**EXERCISE DETAILS**
Return each line of the listing below, unchanged, and omit the images.

**DATA ENTRIES**
(begin)

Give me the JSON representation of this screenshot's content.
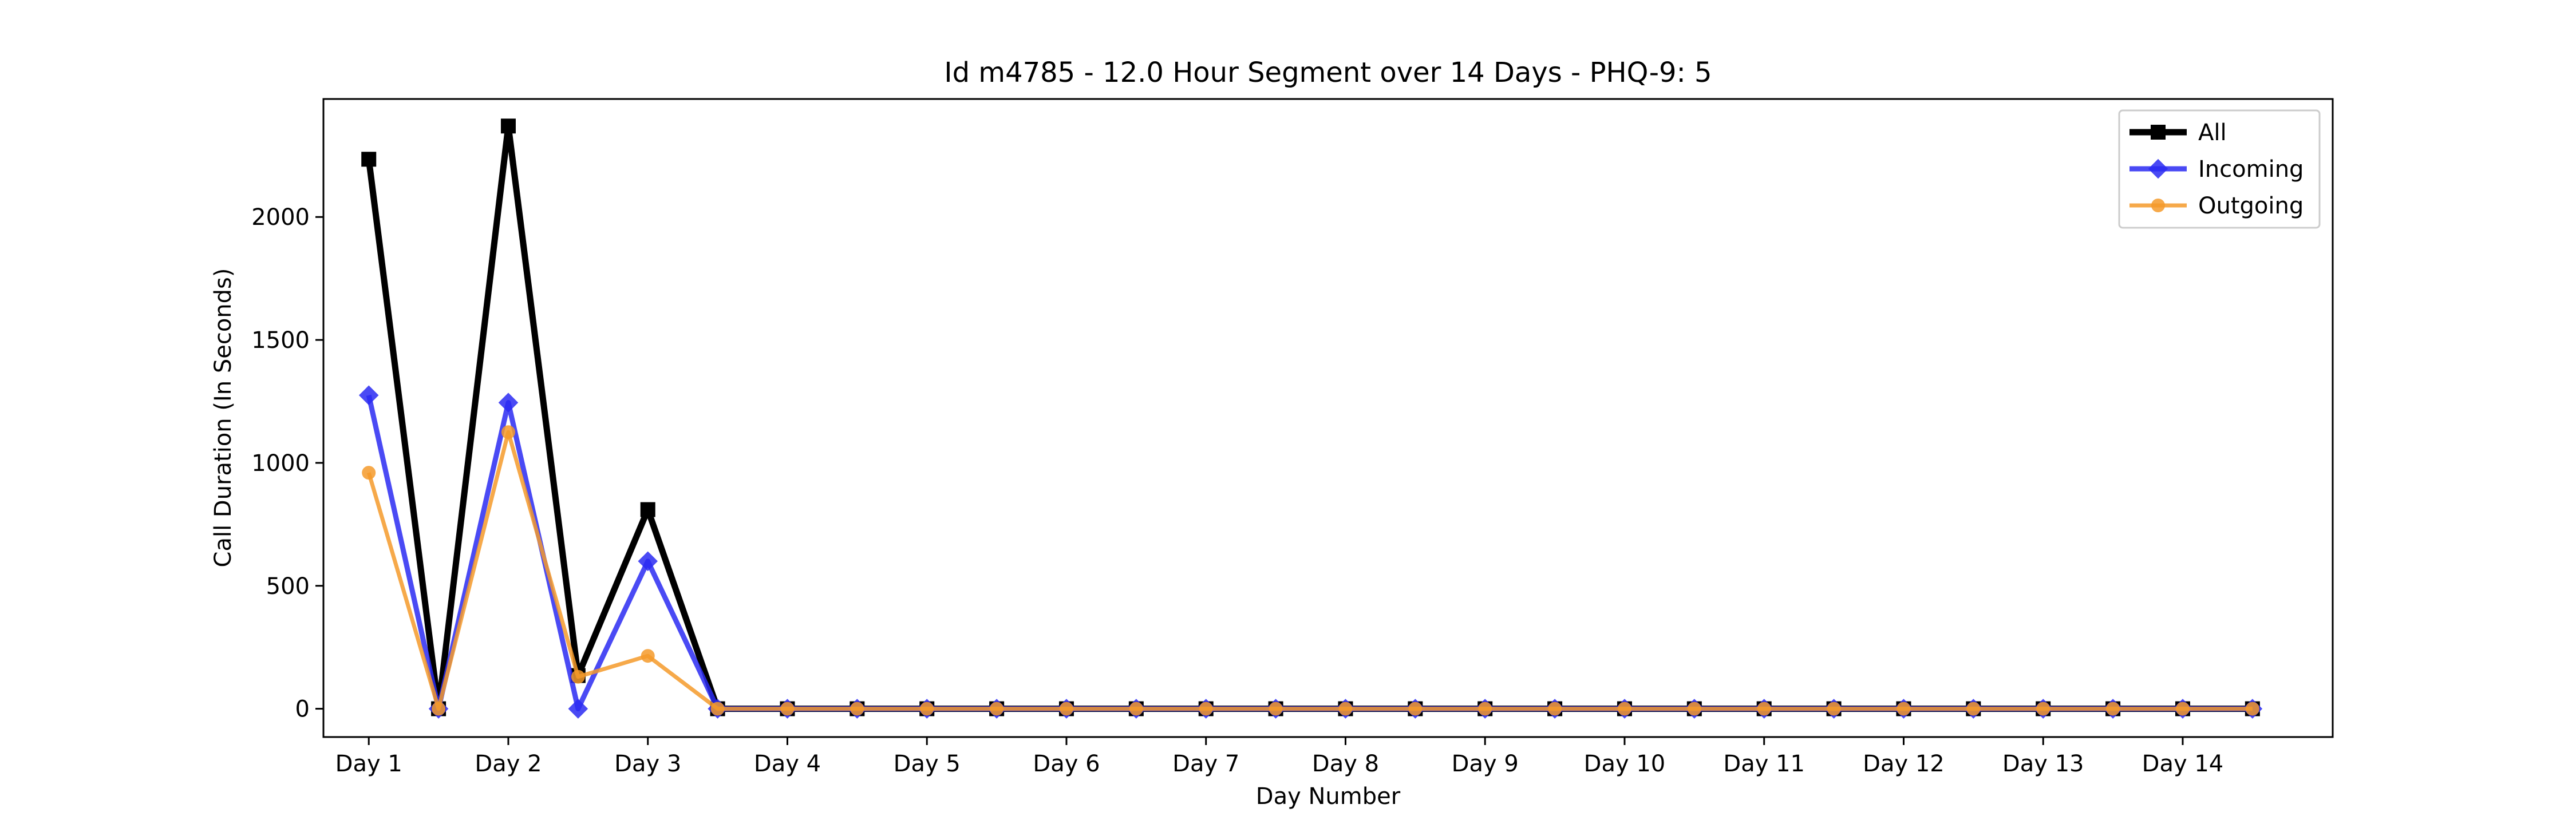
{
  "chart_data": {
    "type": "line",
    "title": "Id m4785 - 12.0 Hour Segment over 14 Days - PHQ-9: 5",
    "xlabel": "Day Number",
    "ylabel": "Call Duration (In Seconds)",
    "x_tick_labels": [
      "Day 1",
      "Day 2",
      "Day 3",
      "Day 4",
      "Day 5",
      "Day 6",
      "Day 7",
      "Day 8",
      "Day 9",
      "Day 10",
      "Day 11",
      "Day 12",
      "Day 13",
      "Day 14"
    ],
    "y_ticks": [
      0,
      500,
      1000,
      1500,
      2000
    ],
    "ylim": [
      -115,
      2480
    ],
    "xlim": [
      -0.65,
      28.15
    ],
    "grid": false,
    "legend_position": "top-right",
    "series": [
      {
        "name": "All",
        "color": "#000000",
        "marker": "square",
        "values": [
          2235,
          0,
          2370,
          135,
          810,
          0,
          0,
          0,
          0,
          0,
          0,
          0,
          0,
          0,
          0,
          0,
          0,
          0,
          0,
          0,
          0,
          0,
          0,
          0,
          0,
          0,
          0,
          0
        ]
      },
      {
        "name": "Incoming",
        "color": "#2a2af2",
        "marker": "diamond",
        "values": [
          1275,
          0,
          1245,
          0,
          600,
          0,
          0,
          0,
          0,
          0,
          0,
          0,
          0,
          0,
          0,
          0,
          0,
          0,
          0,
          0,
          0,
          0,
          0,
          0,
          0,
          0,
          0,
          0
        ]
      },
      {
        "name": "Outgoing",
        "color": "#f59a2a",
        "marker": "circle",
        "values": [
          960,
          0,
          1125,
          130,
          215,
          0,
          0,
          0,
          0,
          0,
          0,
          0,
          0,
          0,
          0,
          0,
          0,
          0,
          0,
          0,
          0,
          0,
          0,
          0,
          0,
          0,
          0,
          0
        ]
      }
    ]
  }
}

(end)

**THE SOLUTION**
Give me the JSON representation of this screenshot's content.
{
  "chart_data": {
    "type": "line",
    "title": "Id m4785 - 12.0 Hour Segment over 14 Days - PHQ-9: 5",
    "xlabel": "Day Number",
    "ylabel": "Call Duration (In Seconds)",
    "x_tick_labels": [
      "Day 1",
      "Day 2",
      "Day 3",
      "Day 4",
      "Day 5",
      "Day 6",
      "Day 7",
      "Day 8",
      "Day 9",
      "Day 10",
      "Day 11",
      "Day 12",
      "Day 13",
      "Day 14"
    ],
    "y_ticks": [
      0,
      500,
      1000,
      1500,
      2000
    ],
    "ylim": [
      -115,
      2480
    ],
    "xlim": [
      -0.65,
      28.15
    ],
    "grid": false,
    "legend_position": "top-right",
    "series": [
      {
        "name": "All",
        "color": "#000000",
        "marker": "square",
        "values": [
          2235,
          0,
          2370,
          135,
          810,
          0,
          0,
          0,
          0,
          0,
          0,
          0,
          0,
          0,
          0,
          0,
          0,
          0,
          0,
          0,
          0,
          0,
          0,
          0,
          0,
          0,
          0,
          0
        ]
      },
      {
        "name": "Incoming",
        "color": "#2a2af2",
        "marker": "diamond",
        "values": [
          1275,
          0,
          1245,
          0,
          600,
          0,
          0,
          0,
          0,
          0,
          0,
          0,
          0,
          0,
          0,
          0,
          0,
          0,
          0,
          0,
          0,
          0,
          0,
          0,
          0,
          0,
          0,
          0
        ]
      },
      {
        "name": "Outgoing",
        "color": "#f59a2a",
        "marker": "circle",
        "values": [
          960,
          0,
          1125,
          130,
          215,
          0,
          0,
          0,
          0,
          0,
          0,
          0,
          0,
          0,
          0,
          0,
          0,
          0,
          0,
          0,
          0,
          0,
          0,
          0,
          0,
          0,
          0,
          0
        ]
      }
    ]
  }
}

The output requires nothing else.